====== Data shown ======
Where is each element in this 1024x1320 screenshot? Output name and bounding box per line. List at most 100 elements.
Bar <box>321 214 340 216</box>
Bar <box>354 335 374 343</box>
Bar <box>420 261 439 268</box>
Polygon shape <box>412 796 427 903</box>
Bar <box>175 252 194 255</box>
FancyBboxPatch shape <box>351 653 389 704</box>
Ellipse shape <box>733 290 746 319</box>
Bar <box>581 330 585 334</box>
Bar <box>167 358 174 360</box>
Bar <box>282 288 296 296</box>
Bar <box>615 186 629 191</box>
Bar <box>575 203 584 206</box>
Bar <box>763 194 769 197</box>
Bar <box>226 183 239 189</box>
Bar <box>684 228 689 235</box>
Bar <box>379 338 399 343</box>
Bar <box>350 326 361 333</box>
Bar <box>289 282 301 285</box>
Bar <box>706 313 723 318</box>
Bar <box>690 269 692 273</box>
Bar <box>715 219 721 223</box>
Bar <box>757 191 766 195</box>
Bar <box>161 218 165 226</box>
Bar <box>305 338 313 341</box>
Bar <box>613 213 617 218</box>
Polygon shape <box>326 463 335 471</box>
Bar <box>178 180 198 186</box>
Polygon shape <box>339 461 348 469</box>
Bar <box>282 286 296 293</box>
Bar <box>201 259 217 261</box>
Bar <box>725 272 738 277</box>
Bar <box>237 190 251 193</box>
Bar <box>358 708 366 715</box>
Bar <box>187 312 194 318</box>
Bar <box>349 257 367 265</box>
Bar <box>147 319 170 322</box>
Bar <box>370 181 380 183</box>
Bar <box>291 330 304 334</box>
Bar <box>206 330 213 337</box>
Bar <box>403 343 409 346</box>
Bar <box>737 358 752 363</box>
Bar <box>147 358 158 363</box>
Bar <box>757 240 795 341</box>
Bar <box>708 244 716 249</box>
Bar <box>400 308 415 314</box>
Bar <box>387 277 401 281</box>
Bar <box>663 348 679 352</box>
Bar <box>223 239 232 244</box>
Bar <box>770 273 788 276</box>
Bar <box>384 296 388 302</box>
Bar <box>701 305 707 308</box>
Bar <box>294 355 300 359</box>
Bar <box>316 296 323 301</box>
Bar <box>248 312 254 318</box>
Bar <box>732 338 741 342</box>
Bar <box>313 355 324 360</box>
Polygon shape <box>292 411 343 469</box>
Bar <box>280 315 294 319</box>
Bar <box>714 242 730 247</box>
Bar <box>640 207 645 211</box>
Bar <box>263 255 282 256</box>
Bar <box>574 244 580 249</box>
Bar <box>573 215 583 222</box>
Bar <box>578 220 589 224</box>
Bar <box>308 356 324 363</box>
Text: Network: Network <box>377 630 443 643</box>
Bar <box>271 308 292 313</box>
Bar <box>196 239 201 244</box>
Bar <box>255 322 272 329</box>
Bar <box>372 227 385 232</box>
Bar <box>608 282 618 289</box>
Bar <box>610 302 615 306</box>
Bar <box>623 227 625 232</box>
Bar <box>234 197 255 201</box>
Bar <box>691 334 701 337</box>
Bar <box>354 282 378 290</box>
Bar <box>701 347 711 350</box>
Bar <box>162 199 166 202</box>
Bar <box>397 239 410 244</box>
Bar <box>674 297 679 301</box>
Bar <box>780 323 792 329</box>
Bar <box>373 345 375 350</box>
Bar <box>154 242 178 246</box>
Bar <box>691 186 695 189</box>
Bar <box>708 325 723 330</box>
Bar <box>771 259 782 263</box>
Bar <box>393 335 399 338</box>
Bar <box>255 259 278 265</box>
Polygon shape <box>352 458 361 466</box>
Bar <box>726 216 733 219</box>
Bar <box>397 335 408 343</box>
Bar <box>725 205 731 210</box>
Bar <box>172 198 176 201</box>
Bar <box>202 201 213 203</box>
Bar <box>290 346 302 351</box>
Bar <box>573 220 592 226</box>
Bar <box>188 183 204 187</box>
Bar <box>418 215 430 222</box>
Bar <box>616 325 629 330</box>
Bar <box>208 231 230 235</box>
======
**Aim**: Copy out every line of each item above without changing anything.

**The output**:
Where is each element in this 1024x1320 screenshot? Output name and bounding box per line. List at most 100 elements.
Bar <box>321 214 340 216</box>
Bar <box>354 335 374 343</box>
Bar <box>420 261 439 268</box>
Polygon shape <box>412 796 427 903</box>
Bar <box>175 252 194 255</box>
FancyBboxPatch shape <box>351 653 389 704</box>
Ellipse shape <box>733 290 746 319</box>
Bar <box>581 330 585 334</box>
Bar <box>167 358 174 360</box>
Bar <box>282 288 296 296</box>
Bar <box>615 186 629 191</box>
Bar <box>575 203 584 206</box>
Bar <box>763 194 769 197</box>
Bar <box>226 183 239 189</box>
Bar <box>684 228 689 235</box>
Bar <box>379 338 399 343</box>
Bar <box>350 326 361 333</box>
Bar <box>289 282 301 285</box>
Bar <box>706 313 723 318</box>
Bar <box>690 269 692 273</box>
Bar <box>715 219 721 223</box>
Bar <box>757 191 766 195</box>
Bar <box>161 218 165 226</box>
Bar <box>305 338 313 341</box>
Bar <box>613 213 617 218</box>
Polygon shape <box>326 463 335 471</box>
Bar <box>178 180 198 186</box>
Polygon shape <box>339 461 348 469</box>
Bar <box>282 286 296 293</box>
Bar <box>201 259 217 261</box>
Bar <box>725 272 738 277</box>
Bar <box>237 190 251 193</box>
Bar <box>358 708 366 715</box>
Bar <box>187 312 194 318</box>
Bar <box>349 257 367 265</box>
Bar <box>147 319 170 322</box>
Bar <box>370 181 380 183</box>
Bar <box>291 330 304 334</box>
Bar <box>206 330 213 337</box>
Bar <box>403 343 409 346</box>
Bar <box>737 358 752 363</box>
Bar <box>147 358 158 363</box>
Bar <box>757 240 795 341</box>
Bar <box>708 244 716 249</box>
Bar <box>400 308 415 314</box>
Bar <box>387 277 401 281</box>
Bar <box>663 348 679 352</box>
Bar <box>223 239 232 244</box>
Bar <box>770 273 788 276</box>
Bar <box>384 296 388 302</box>
Bar <box>701 305 707 308</box>
Bar <box>294 355 300 359</box>
Bar <box>316 296 323 301</box>
Bar <box>248 312 254 318</box>
Bar <box>732 338 741 342</box>
Bar <box>313 355 324 360</box>
Polygon shape <box>292 411 343 469</box>
Bar <box>280 315 294 319</box>
Bar <box>714 242 730 247</box>
Bar <box>640 207 645 211</box>
Bar <box>263 255 282 256</box>
Bar <box>574 244 580 249</box>
Bar <box>573 215 583 222</box>
Bar <box>578 220 589 224</box>
Bar <box>308 356 324 363</box>
Text: Network: Network <box>377 630 443 643</box>
Bar <box>271 308 292 313</box>
Bar <box>196 239 201 244</box>
Bar <box>255 322 272 329</box>
Bar <box>372 227 385 232</box>
Bar <box>608 282 618 289</box>
Bar <box>610 302 615 306</box>
Bar <box>623 227 625 232</box>
Bar <box>234 197 255 201</box>
Bar <box>691 334 701 337</box>
Bar <box>354 282 378 290</box>
Bar <box>701 347 711 350</box>
Bar <box>162 199 166 202</box>
Bar <box>397 239 410 244</box>
Bar <box>674 297 679 301</box>
Bar <box>780 323 792 329</box>
Bar <box>373 345 375 350</box>
Bar <box>154 242 178 246</box>
Bar <box>691 186 695 189</box>
Bar <box>708 325 723 330</box>
Bar <box>771 259 782 263</box>
Bar <box>393 335 399 338</box>
Bar <box>255 259 278 265</box>
Polygon shape <box>352 458 361 466</box>
Bar <box>726 216 733 219</box>
Bar <box>397 335 408 343</box>
Bar <box>725 205 731 210</box>
Bar <box>172 198 176 201</box>
Bar <box>202 201 213 203</box>
Bar <box>290 346 302 351</box>
Bar <box>573 220 592 226</box>
Bar <box>188 183 204 187</box>
Bar <box>418 215 430 222</box>
Bar <box>616 325 629 330</box>
Bar <box>208 231 230 235</box>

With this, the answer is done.